— Begin —

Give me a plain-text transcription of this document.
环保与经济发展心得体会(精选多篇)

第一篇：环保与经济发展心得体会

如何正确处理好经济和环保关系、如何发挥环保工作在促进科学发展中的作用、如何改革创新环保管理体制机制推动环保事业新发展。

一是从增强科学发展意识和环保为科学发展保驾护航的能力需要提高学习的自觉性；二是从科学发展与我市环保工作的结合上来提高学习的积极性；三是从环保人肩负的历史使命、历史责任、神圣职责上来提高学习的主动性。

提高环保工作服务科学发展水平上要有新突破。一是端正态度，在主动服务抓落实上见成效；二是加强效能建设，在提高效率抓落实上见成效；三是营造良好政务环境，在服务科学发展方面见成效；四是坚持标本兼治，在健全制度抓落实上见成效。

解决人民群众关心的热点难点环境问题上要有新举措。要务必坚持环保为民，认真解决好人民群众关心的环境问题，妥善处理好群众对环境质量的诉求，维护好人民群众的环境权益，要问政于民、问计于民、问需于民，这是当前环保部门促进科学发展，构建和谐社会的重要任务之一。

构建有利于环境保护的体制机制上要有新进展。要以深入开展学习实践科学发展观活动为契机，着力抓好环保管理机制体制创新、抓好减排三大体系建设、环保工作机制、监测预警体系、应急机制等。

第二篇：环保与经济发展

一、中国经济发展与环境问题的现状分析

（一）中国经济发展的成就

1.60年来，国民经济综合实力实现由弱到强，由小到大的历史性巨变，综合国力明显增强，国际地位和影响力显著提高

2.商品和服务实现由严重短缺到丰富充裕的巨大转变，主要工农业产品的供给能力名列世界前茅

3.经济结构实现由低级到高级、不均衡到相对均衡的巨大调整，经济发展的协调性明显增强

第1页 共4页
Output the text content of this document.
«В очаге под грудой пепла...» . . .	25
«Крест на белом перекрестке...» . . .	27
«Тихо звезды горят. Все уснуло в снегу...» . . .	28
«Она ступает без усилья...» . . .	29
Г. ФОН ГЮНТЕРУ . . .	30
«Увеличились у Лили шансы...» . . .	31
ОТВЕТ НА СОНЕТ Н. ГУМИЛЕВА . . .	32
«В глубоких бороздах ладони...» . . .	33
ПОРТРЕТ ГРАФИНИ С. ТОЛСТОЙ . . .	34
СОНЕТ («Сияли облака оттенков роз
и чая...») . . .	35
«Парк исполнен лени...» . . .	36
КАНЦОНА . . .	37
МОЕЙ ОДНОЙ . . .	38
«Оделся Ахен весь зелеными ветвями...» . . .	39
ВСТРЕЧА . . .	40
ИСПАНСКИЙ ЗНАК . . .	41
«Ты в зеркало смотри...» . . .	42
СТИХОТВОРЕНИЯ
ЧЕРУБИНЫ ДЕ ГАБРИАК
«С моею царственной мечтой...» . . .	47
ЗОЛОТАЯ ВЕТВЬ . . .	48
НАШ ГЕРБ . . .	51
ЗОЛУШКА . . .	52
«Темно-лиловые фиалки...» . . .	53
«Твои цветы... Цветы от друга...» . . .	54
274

— End —

#### [Task directions]
Please set down each line of the records exactly as given.

#### [Worked answer]
Give me a plain-text transcription of this document.
环保与经济发展心得体会(精选多篇)

第一篇：环保与经济发展心得体会

如何正确处理好经济和环保关系、如何发挥环保工作在促进科学发展中的作用、如何改革创新环保管理体制机制推动环保事业新发展。

一是从增强科学发展意识和环保为科学发展保驾护航的能力需要提高学习的自觉性；二是从科学发展与我市环保工作的结合上来提高学习的积极性；三是从环保人肩负的历史使命、历史责任、神圣职责上来提高学习的主动性。

提高环保工作服务科学发展水平上要有新突破。一是端正态度，在主动服务抓落实上见成效；二是加强效能建设，在提高效率抓落实上见成效；三是营造良好政务环境，在服务科学发展方面见成效；四是坚持标本兼治，在健全制度抓落实上见成效。

解决人民群众关心的热点难点环境问题上要有新举措。要务必坚持环保为民，认真解决好人民群众关心的环境问题，妥善处理好群众对环境质量的诉求，维护好人民群众的环境权益，要问政于民、问计于民、问需于民，这是当前环保部门促进科学发展，构建和谐社会的重要任务之一。

构建有利于环境保护的体制机制上要有新进展。要以深入开展学习实践科学发展观活动为契机，着力抓好环保管理机制体制创新、抓好减排三大体系建设、环保工作机制、监测预警体系、应急机制等。

第二篇：环保与经济发展

一、中国经济发展与环境问题的现状分析

（一）中国经济发展的成就

1.60年来，国民经济综合实力实现由弱到强，由小到大的历史性巨变，综合国力明显增强，国际地位和影响力显著提高

2.商品和服务实现由严重短缺到丰富充裕的巨大转变，主要工农业产品的供给能力名列世界前茅

3.经济结构实现由低级到高级、不均衡到相对均衡的巨大调整，经济发展的协调性明显增强

第1页 共4页
Output the text content of this document.
«В очаге под грудой пепла...» . . .	25
«Крест на белом перекрестке...» . . .	27
«Тихо звезды горят. Все уснуло в снегу...» . . .	28
«Она ступает без усилья...» . . .	29
Г. ФОН ГЮНТЕРУ . . .	30
«Увеличились у Лили шансы...» . . .	31
ОТВЕТ НА СОНЕТ Н. ГУМИЛЕВА . . .	32
«В глубоких бороздах ладони...» . . .	33
ПОРТРЕТ ГРАФИНИ С. ТОЛСТОЙ . . .	34
СОНЕТ («Сияли облака оттенков роз
и чая...») . . .	35
«Парк исполнен лени...» . . .	36
КАНЦОНА . . .	37
МОЕЙ ОДНОЙ . . .	38
«Оделся Ахен весь зелеными ветвями...» . . .	39
ВСТРЕЧА . . .	40
ИСПАНСКИЙ ЗНАК . . .	41
«Ты в зеркало смотри...» . . .	42
СТИХОТВОРЕНИЯ
ЧЕРУБИНЫ ДЕ ГАБРИАК
«С моею царственной мечтой...» . . .	47
ЗОЛОТАЯ ВЕТВЬ . . .	48
НАШ ГЕРБ . . .	51
ЗОЛУШКА . . .	52
«Темно-лиловые фиалки...» . . .	53
«Твои цветы... Цветы от друга...» . . .	54
274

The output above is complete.